__STATED PROBLEM__. Reproduce all the material exactly, minus any pictures it holds.

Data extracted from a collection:
——
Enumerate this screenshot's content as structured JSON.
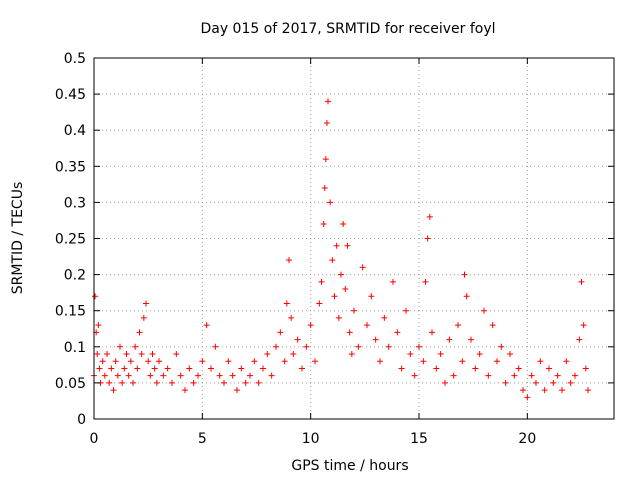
{
  "chart_data": {
    "type": "scatter",
    "title": "Day 015 of 2017, SRMTID for receiver foyl",
    "xlabel": "GPS time / hours",
    "ylabel": "SRMTID / TECUs",
    "xlim": [
      0,
      24
    ],
    "ylim": [
      0,
      0.5
    ],
    "x_ticks": [
      0,
      5,
      10,
      15,
      20
    ],
    "x_tick_labels": [
      "0",
      "5",
      "10",
      "15",
      "20"
    ],
    "y_ticks": [
      0,
      0.05,
      0.1,
      0.15,
      0.2,
      0.25,
      0.3,
      0.35,
      0.4,
      0.45,
      0.5
    ],
    "y_tick_labels": [
      "0",
      "0.05",
      "0.1",
      "0.15",
      "0.2",
      "0.25",
      "0.3",
      "0.35",
      "0.4",
      "0.45",
      "0.5"
    ],
    "grid": true,
    "marker": "+",
    "marker_color": "#ff0000",
    "series": [
      {
        "name": "SRMTID",
        "x": [
          0.0,
          0.05,
          0.1,
          0.15,
          0.2,
          0.25,
          0.3,
          0.4,
          0.5,
          0.6,
          0.7,
          0.8,
          0.9,
          1.0,
          1.1,
          1.2,
          1.3,
          1.4,
          1.5,
          1.6,
          1.7,
          1.8,
          1.9,
          2.0,
          2.1,
          2.2,
          2.3,
          2.4,
          2.5,
          2.6,
          2.7,
          2.8,
          2.9,
          3.0,
          3.2,
          3.4,
          3.6,
          3.8,
          4.0,
          4.2,
          4.4,
          4.6,
          4.8,
          5.0,
          5.2,
          5.4,
          5.6,
          5.8,
          6.0,
          6.2,
          6.4,
          6.6,
          6.8,
          7.0,
          7.2,
          7.4,
          7.6,
          7.8,
          8.0,
          8.2,
          8.4,
          8.6,
          8.8,
          8.9,
          9.0,
          9.1,
          9.2,
          9.4,
          9.6,
          9.8,
          10.0,
          10.2,
          10.4,
          10.5,
          10.6,
          10.65,
          10.7,
          10.75,
          10.8,
          10.9,
          11.0,
          11.1,
          11.2,
          11.3,
          11.4,
          11.5,
          11.6,
          11.7,
          11.8,
          11.9,
          12.0,
          12.2,
          12.4,
          12.6,
          12.8,
          13.0,
          13.2,
          13.4,
          13.6,
          13.8,
          14.0,
          14.2,
          14.4,
          14.6,
          14.8,
          15.0,
          15.2,
          15.3,
          15.4,
          15.5,
          15.6,
          15.8,
          16.0,
          16.2,
          16.4,
          16.6,
          16.8,
          17.0,
          17.1,
          17.2,
          17.4,
          17.6,
          17.8,
          18.0,
          18.2,
          18.4,
          18.6,
          18.8,
          19.0,
          19.2,
          19.4,
          19.6,
          19.8,
          20.0,
          20.2,
          20.4,
          20.6,
          20.8,
          21.0,
          21.2,
          21.4,
          21.6,
          21.8,
          22.0,
          22.2,
          22.4,
          22.5,
          22.6,
          22.7,
          22.8
        ],
        "y": [
          0.06,
          0.17,
          0.12,
          0.09,
          0.13,
          0.07,
          0.05,
          0.08,
          0.06,
          0.09,
          0.05,
          0.07,
          0.04,
          0.08,
          0.06,
          0.1,
          0.05,
          0.07,
          0.09,
          0.06,
          0.08,
          0.05,
          0.1,
          0.07,
          0.12,
          0.09,
          0.14,
          0.16,
          0.08,
          0.06,
          0.09,
          0.07,
          0.05,
          0.08,
          0.06,
          0.07,
          0.05,
          0.09,
          0.06,
          0.04,
          0.07,
          0.05,
          0.06,
          0.08,
          0.13,
          0.07,
          0.1,
          0.06,
          0.05,
          0.08,
          0.06,
          0.04,
          0.07,
          0.05,
          0.06,
          0.08,
          0.05,
          0.07,
          0.09,
          0.06,
          0.1,
          0.12,
          0.08,
          0.16,
          0.22,
          0.14,
          0.09,
          0.11,
          0.07,
          0.1,
          0.13,
          0.08,
          0.16,
          0.19,
          0.27,
          0.32,
          0.36,
          0.41,
          0.44,
          0.3,
          0.22,
          0.17,
          0.24,
          0.14,
          0.2,
          0.27,
          0.18,
          0.24,
          0.12,
          0.09,
          0.15,
          0.1,
          0.21,
          0.13,
          0.17,
          0.11,
          0.08,
          0.14,
          0.1,
          0.19,
          0.12,
          0.07,
          0.15,
          0.09,
          0.06,
          0.1,
          0.08,
          0.19,
          0.25,
          0.28,
          0.12,
          0.07,
          0.09,
          0.05,
          0.11,
          0.06,
          0.13,
          0.08,
          0.2,
          0.17,
          0.11,
          0.07,
          0.09,
          0.15,
          0.06,
          0.13,
          0.08,
          0.1,
          0.05,
          0.09,
          0.06,
          0.07,
          0.04,
          0.03,
          0.06,
          0.05,
          0.08,
          0.04,
          0.07,
          0.05,
          0.06,
          0.04,
          0.08,
          0.05,
          0.06,
          0.11,
          0.19,
          0.13,
          0.07,
          0.04
        ]
      }
    ]
  }
}
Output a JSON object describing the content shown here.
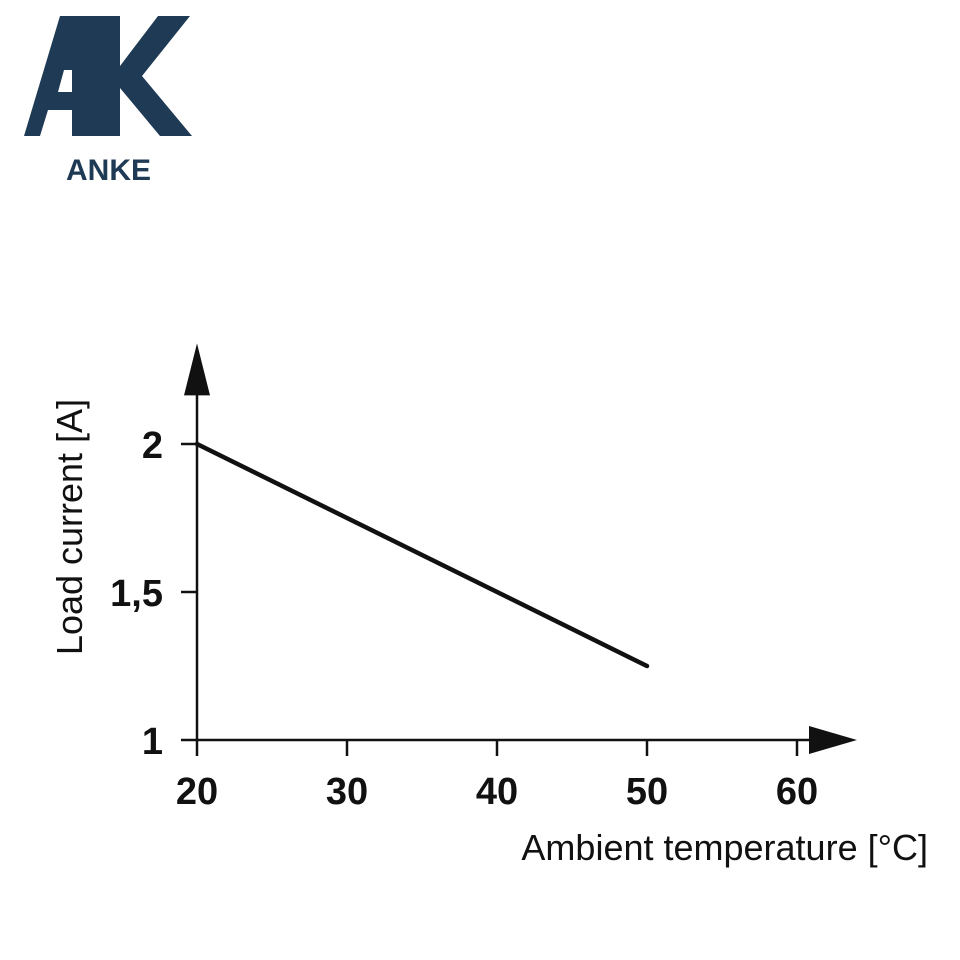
{
  "brand": {
    "name": "ANKE",
    "monogram": "AK",
    "color": "#1f3a55"
  },
  "chart_data": {
    "type": "line",
    "title": "",
    "xlabel": "Ambient temperature [°C]",
    "ylabel": "Load current [A]",
    "x_ticks": [
      20,
      30,
      40,
      50,
      60
    ],
    "x_tick_labels": [
      "20",
      "30",
      "40",
      "50",
      "60"
    ],
    "y_ticks": [
      1,
      1.5,
      2
    ],
    "y_tick_labels": [
      "1",
      "1,5",
      "2"
    ],
    "xlim": [
      20,
      64
    ],
    "ylim": [
      1,
      2.34
    ],
    "grid": false,
    "series": [
      {
        "x": [
          20,
          50
        ],
        "y": [
          2.0,
          1.25
        ],
        "color": "#111111"
      }
    ]
  }
}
——
__ANSWER TO THE EXERCISE__.
Enumerate this screenshot's content as structured JSON.
{
  "chart_data": {
    "type": "scatter",
    "title": "Day 015 of 2017, SRMTID for receiver foyl",
    "xlabel": "GPS time / hours",
    "ylabel": "SRMTID / TECUs",
    "xlim": [
      0,
      24
    ],
    "ylim": [
      0,
      0.5
    ],
    "x_ticks": [
      0,
      5,
      10,
      15,
      20
    ],
    "x_tick_labels": [
      "0",
      "5",
      "10",
      "15",
      "20"
    ],
    "y_ticks": [
      0,
      0.05,
      0.1,
      0.15,
      0.2,
      0.25,
      0.3,
      0.35,
      0.4,
      0.45,
      0.5
    ],
    "y_tick_labels": [
      "0",
      "0.05",
      "0.1",
      "0.15",
      "0.2",
      "0.25",
      "0.3",
      "0.35",
      "0.4",
      "0.45",
      "0.5"
    ],
    "grid": true,
    "marker": "+",
    "marker_color": "#ff0000",
    "series": [
      {
        "name": "SRMTID",
        "x": [
          0.0,
          0.05,
          0.1,
          0.15,
          0.2,
          0.25,
          0.3,
          0.4,
          0.5,
          0.6,
          0.7,
          0.8,
          0.9,
          1.0,
          1.1,
          1.2,
          1.3,
          1.4,
          1.5,
          1.6,
          1.7,
          1.8,
          1.9,
          2.0,
          2.1,
          2.2,
          2.3,
          2.4,
          2.5,
          2.6,
          2.7,
          2.8,
          2.9,
          3.0,
          3.2,
          3.4,
          3.6,
          3.8,
          4.0,
          4.2,
          4.4,
          4.6,
          4.8,
          5.0,
          5.2,
          5.4,
          5.6,
          5.8,
          6.0,
          6.2,
          6.4,
          6.6,
          6.8,
          7.0,
          7.2,
          7.4,
          7.6,
          7.8,
          8.0,
          8.2,
          8.4,
          8.6,
          8.8,
          8.9,
          9.0,
          9.1,
          9.2,
          9.4,
          9.6,
          9.8,
          10.0,
          10.2,
          10.4,
          10.5,
          10.6,
          10.65,
          10.7,
          10.75,
          10.8,
          10.9,
          11.0,
          11.1,
          11.2,
          11.3,
          11.4,
          11.5,
          11.6,
          11.7,
          11.8,
          11.9,
          12.0,
          12.2,
          12.4,
          12.6,
          12.8,
          13.0,
          13.2,
          13.4,
          13.6,
          13.8,
          14.0,
          14.2,
          14.4,
          14.6,
          14.8,
          15.0,
          15.2,
          15.3,
          15.4,
          15.5,
          15.6,
          15.8,
          16.0,
          16.2,
          16.4,
          16.6,
          16.8,
          17.0,
          17.1,
          17.2,
          17.4,
          17.6,
          17.8,
          18.0,
          18.2,
          18.4,
          18.6,
          18.8,
          19.0,
          19.2,
          19.4,
          19.6,
          19.8,
          20.0,
          20.2,
          20.4,
          20.6,
          20.8,
          21.0,
          21.2,
          21.4,
          21.6,
          21.8,
          22.0,
          22.2,
          22.4,
          22.5,
          22.6,
          22.7,
          22.8
        ],
        "y": [
          0.06,
          0.17,
          0.12,
          0.09,
          0.13,
          0.07,
          0.05,
          0.08,
          0.06,
          0.09,
          0.05,
          0.07,
          0.04,
          0.08,
          0.06,
          0.1,
          0.05,
          0.07,
          0.09,
          0.06,
          0.08,
          0.05,
          0.1,
          0.07,
          0.12,
          0.09,
          0.14,
          0.16,
          0.08,
          0.06,
          0.09,
          0.07,
          0.05,
          0.08,
          0.06,
          0.07,
          0.05,
          0.09,
          0.06,
          0.04,
          0.07,
          0.05,
          0.06,
          0.08,
          0.13,
          0.07,
          0.1,
          0.06,
          0.05,
          0.08,
          0.06,
          0.04,
          0.07,
          0.05,
          0.06,
          0.08,
          0.05,
          0.07,
          0.09,
          0.06,
          0.1,
          0.12,
          0.08,
          0.16,
          0.22,
          0.14,
          0.09,
          0.11,
          0.07,
          0.1,
          0.13,
          0.08,
          0.16,
          0.19,
          0.27,
          0.32,
          0.36,
          0.41,
          0.44,
          0.3,
          0.22,
          0.17,
          0.24,
          0.14,
          0.2,
          0.27,
          0.18,
          0.24,
          0.12,
          0.09,
          0.15,
          0.1,
          0.21,
          0.13,
          0.17,
          0.11,
          0.08,
          0.14,
          0.1,
          0.19,
          0.12,
          0.07,
          0.15,
          0.09,
          0.06,
          0.1,
          0.08,
          0.19,
          0.25,
          0.28,
          0.12,
          0.07,
          0.09,
          0.05,
          0.11,
          0.06,
          0.13,
          0.08,
          0.2,
          0.17,
          0.11,
          0.07,
          0.09,
          0.15,
          0.06,
          0.13,
          0.08,
          0.1,
          0.05,
          0.09,
          0.06,
          0.07,
          0.04,
          0.03,
          0.06,
          0.05,
          0.08,
          0.04,
          0.07,
          0.05,
          0.06,
          0.04,
          0.08,
          0.05,
          0.06,
          0.11,
          0.19,
          0.13,
          0.07,
          0.04
        ]
      }
    ]
  }
}
Output a JSON object describing the content shown here.
{
  "brand": {
    "name": "ANKE",
    "monogram": "AK",
    "color": "#1f3a55"
  },
  "chart_data": {
    "type": "line",
    "title": "",
    "xlabel": "Ambient temperature [°C]",
    "ylabel": "Load current [A]",
    "x_ticks": [
      20,
      30,
      40,
      50,
      60
    ],
    "x_tick_labels": [
      "20",
      "30",
      "40",
      "50",
      "60"
    ],
    "y_ticks": [
      1,
      1.5,
      2
    ],
    "y_tick_labels": [
      "1",
      "1,5",
      "2"
    ],
    "xlim": [
      20,
      64
    ],
    "ylim": [
      1,
      2.34
    ],
    "grid": false,
    "series": [
      {
        "x": [
          20,
          50
        ],
        "y": [
          2.0,
          1.25
        ],
        "color": "#111111"
      }
    ]
  }
}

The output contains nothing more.